Collect all lines below with the string "Bust".

__RECORD EXCERPTS__.
+-------+

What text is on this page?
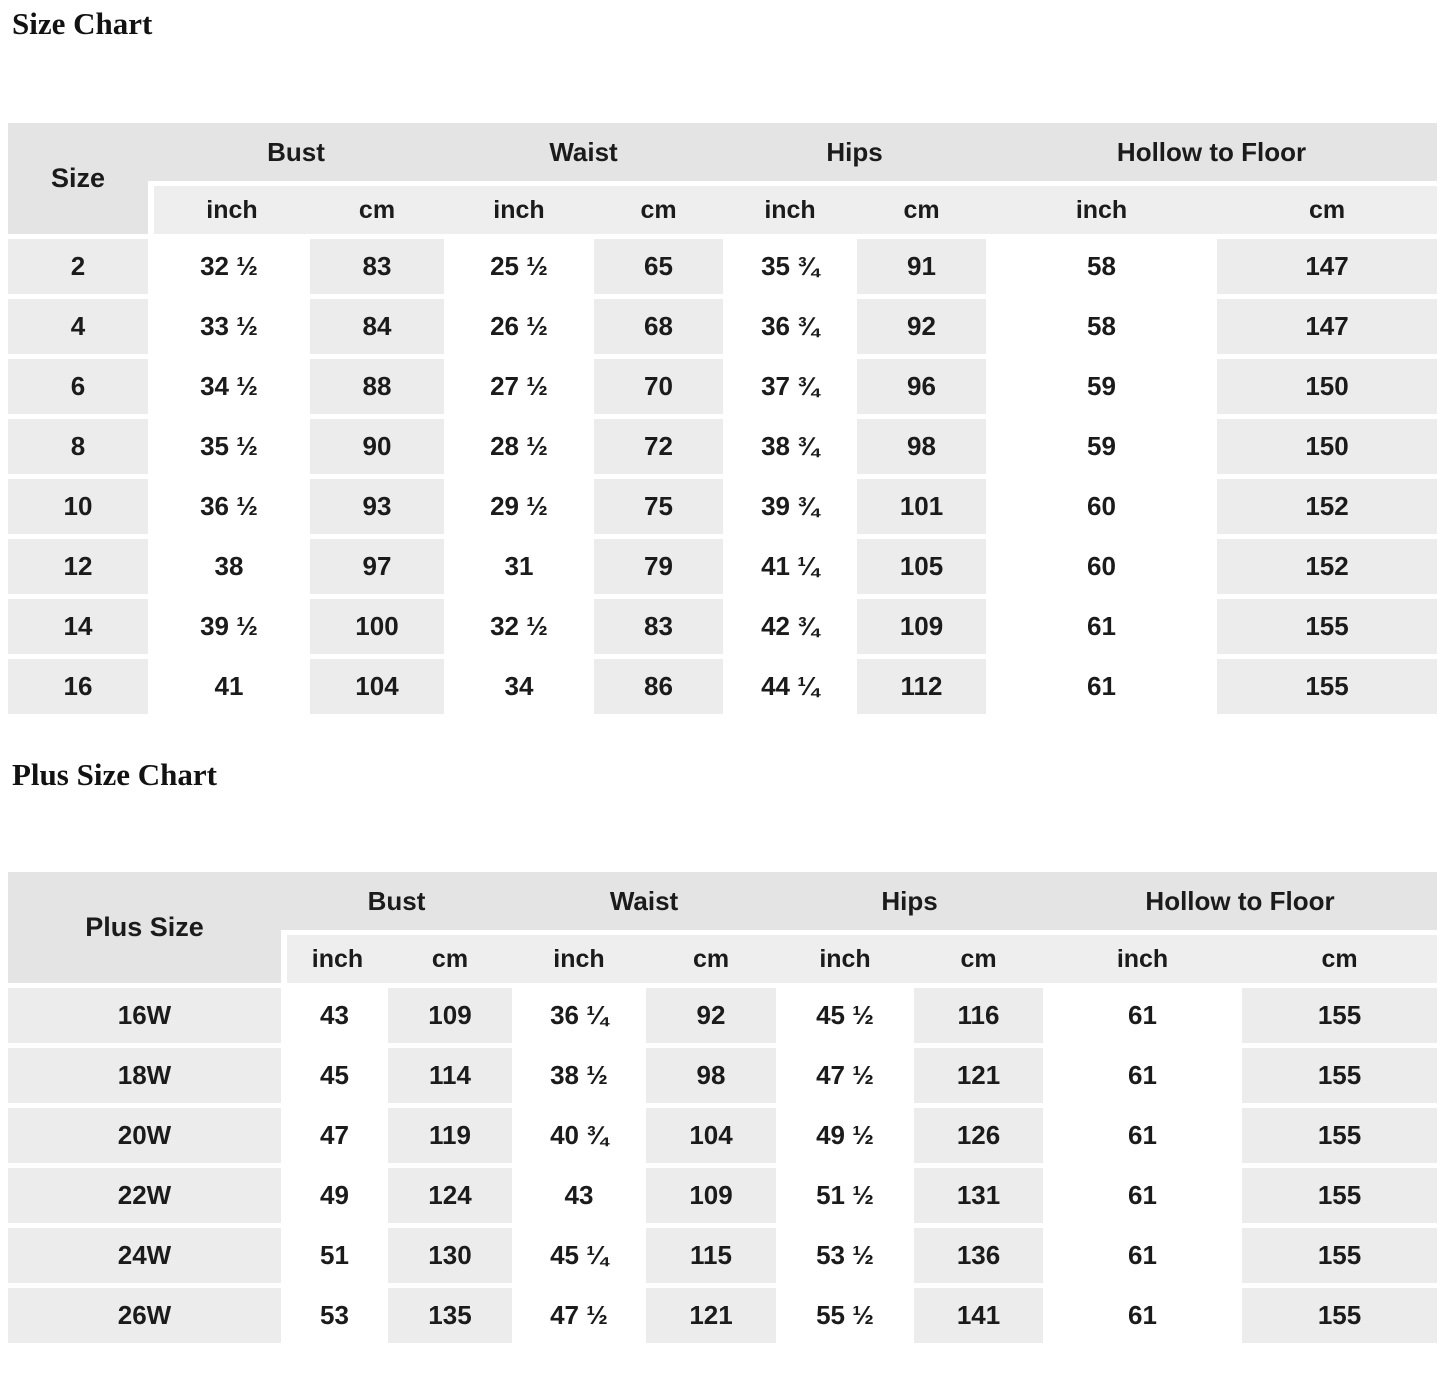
Size Chart
Size	Bust		Waist		Hips		Hollow to Floor	
	inch	cm	inch	cm	inch	cm	inch	cm
2	32 ½	83	25 ½	65	35 ¾	91	58	147
4	33 ½	84	26 ½	68	36 ¾	92	58	147
6	34 ½	88	27 ½	70	37 ¾	96	59	150
8	35 ½	90	28 ½	72	38 ¾	98	59	150
10	36 ½	93	29 ½	75	39 ¾	101	60	152
12	38	97	31	79	41 ¼	105	60	152
14	39 ½	100	32 ½	83	42 ¾	109	61	155
16	41	104	34	86	44 ¼	112	61	155
Plus Size Chart
Plus Size	Bust		Waist		Hips		Hollow to Floor	
	inch	cm	inch	cm	inch	cm	inch	cm
16W	43	109	36 ¼	92	45 ½	116	61	155
18W	45	114	38 ½	98	47 ½	121	61	155
20W	47	119	40 ¾	104	49 ½	126	61	155
22W	49	124	43	109	51 ½	131	61	155
24W	51	130	45 ¼	115	53 ½	136	61	155
26W	53	135	47 ½	121	55 ½	141	61	155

+-------+

__EXPECTED ANSWER__.
Size	Bust		Waist		Hips		Hollow to Floor	
Plus Size	Bust		Waist		Hips		Hollow to Floor	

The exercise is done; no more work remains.